**Directions:** Look through the lines below and extract each one that contains "delete".

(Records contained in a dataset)
>> Start
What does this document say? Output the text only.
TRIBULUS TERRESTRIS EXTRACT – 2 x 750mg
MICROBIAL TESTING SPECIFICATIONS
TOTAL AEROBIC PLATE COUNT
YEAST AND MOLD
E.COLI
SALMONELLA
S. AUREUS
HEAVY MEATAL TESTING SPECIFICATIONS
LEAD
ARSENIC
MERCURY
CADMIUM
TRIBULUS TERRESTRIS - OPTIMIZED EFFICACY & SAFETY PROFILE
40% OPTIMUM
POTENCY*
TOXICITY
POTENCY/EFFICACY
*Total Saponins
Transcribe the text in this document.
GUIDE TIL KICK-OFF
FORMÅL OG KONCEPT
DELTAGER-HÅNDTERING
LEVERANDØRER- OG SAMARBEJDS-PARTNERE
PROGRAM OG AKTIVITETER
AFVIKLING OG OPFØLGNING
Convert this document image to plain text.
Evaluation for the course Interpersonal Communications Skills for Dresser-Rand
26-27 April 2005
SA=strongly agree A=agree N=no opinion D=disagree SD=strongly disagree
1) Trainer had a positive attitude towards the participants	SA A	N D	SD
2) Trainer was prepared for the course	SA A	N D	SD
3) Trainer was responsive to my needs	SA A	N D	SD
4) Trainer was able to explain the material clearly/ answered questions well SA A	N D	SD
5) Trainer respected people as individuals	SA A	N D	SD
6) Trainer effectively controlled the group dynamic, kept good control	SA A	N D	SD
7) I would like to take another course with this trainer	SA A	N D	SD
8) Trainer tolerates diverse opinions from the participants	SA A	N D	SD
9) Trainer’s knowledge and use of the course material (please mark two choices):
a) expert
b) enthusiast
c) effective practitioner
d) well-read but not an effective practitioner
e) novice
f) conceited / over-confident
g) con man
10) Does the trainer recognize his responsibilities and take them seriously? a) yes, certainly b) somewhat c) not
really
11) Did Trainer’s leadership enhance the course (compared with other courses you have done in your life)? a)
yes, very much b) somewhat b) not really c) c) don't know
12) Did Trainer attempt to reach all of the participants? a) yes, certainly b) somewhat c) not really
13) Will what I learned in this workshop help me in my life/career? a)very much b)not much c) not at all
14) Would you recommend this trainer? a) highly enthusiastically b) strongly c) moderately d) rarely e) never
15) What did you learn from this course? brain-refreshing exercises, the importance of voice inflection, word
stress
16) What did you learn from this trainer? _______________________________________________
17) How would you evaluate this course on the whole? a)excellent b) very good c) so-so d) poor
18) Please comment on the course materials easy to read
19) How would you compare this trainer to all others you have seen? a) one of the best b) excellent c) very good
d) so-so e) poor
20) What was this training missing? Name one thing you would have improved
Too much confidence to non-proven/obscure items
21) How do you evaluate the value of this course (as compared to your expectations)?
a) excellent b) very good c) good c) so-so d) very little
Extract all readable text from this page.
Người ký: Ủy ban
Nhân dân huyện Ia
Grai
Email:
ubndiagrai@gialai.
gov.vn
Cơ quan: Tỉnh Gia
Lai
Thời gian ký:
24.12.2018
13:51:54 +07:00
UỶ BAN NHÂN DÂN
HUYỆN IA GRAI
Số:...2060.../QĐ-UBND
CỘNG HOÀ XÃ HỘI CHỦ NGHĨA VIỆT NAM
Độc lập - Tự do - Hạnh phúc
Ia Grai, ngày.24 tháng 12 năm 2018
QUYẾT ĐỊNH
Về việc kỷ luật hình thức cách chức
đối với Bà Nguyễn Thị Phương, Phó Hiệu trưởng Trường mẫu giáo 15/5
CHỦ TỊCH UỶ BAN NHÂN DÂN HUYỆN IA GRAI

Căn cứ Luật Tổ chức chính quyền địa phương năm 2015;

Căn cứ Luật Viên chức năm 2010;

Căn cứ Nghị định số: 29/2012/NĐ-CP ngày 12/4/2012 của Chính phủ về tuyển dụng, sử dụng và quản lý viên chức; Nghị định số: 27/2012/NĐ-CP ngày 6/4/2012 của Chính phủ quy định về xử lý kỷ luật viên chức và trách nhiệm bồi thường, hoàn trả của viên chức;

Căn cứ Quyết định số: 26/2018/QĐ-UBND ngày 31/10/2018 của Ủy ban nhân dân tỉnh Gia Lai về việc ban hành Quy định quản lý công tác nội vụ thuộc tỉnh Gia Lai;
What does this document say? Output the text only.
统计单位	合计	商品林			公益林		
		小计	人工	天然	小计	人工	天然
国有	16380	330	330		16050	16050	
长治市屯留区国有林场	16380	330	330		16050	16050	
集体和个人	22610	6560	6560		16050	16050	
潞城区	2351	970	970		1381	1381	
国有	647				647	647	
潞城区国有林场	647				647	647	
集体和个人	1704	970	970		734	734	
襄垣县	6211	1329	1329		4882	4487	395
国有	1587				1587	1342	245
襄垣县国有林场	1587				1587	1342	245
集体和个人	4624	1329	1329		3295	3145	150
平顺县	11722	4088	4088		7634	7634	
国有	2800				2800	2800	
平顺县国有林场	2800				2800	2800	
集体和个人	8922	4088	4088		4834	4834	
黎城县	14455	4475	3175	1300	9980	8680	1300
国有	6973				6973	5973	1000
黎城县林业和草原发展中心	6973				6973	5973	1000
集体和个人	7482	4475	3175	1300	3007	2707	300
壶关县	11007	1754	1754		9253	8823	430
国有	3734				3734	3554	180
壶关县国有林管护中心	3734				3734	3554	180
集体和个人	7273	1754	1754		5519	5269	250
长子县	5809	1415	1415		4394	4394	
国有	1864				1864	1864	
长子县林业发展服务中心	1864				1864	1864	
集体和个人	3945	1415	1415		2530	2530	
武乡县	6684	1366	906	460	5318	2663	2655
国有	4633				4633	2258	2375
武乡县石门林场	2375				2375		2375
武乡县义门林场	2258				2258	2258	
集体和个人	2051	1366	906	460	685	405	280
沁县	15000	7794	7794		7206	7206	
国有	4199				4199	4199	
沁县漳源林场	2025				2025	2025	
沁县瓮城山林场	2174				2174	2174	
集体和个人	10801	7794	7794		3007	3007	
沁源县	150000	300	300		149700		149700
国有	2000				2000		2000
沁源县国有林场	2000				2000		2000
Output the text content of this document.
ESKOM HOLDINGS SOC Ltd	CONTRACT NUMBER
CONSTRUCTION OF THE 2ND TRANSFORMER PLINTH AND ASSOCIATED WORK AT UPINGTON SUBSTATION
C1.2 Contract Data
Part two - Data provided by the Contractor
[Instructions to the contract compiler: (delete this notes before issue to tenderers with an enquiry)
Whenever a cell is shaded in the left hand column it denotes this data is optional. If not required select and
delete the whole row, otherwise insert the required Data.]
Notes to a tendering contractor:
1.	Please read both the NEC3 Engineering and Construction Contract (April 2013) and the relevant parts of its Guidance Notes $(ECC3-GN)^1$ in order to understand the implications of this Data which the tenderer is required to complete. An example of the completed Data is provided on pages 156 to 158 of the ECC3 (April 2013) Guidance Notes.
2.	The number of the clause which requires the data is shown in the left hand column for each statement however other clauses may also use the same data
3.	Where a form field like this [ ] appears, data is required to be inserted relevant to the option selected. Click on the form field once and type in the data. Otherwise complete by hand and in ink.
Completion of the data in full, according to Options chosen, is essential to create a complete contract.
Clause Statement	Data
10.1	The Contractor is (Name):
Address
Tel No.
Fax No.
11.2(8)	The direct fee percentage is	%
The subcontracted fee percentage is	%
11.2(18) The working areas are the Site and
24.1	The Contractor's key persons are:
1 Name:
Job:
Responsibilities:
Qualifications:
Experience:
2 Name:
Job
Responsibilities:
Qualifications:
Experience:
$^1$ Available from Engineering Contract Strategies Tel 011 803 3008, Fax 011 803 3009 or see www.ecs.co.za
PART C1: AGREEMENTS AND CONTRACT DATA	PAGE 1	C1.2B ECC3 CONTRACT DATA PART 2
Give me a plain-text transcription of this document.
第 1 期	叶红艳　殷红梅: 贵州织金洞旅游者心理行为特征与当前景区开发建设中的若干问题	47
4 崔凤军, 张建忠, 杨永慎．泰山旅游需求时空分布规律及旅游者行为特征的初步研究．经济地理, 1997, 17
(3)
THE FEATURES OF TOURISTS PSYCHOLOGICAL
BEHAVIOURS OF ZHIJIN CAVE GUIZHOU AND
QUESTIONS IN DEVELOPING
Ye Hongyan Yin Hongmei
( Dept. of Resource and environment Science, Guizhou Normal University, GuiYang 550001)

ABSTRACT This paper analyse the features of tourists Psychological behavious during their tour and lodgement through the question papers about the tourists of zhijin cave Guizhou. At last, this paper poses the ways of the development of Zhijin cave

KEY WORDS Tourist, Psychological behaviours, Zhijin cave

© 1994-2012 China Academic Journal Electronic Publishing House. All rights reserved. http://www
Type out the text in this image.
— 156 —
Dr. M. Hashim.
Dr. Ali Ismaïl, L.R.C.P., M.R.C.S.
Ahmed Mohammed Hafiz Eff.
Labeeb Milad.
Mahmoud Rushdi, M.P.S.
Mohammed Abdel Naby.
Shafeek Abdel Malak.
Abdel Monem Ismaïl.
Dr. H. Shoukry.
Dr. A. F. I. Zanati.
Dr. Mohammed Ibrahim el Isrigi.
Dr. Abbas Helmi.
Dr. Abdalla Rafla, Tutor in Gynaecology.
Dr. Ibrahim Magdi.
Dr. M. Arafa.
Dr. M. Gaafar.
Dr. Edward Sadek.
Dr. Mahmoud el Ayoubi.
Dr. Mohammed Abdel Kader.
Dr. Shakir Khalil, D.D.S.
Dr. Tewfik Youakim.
>> End
**Written solution:**
[Instructions to the contract compiler: (delete this notes before issue to tenderers with an enquiry)
delete the whole row, otherwise insert the required Data.]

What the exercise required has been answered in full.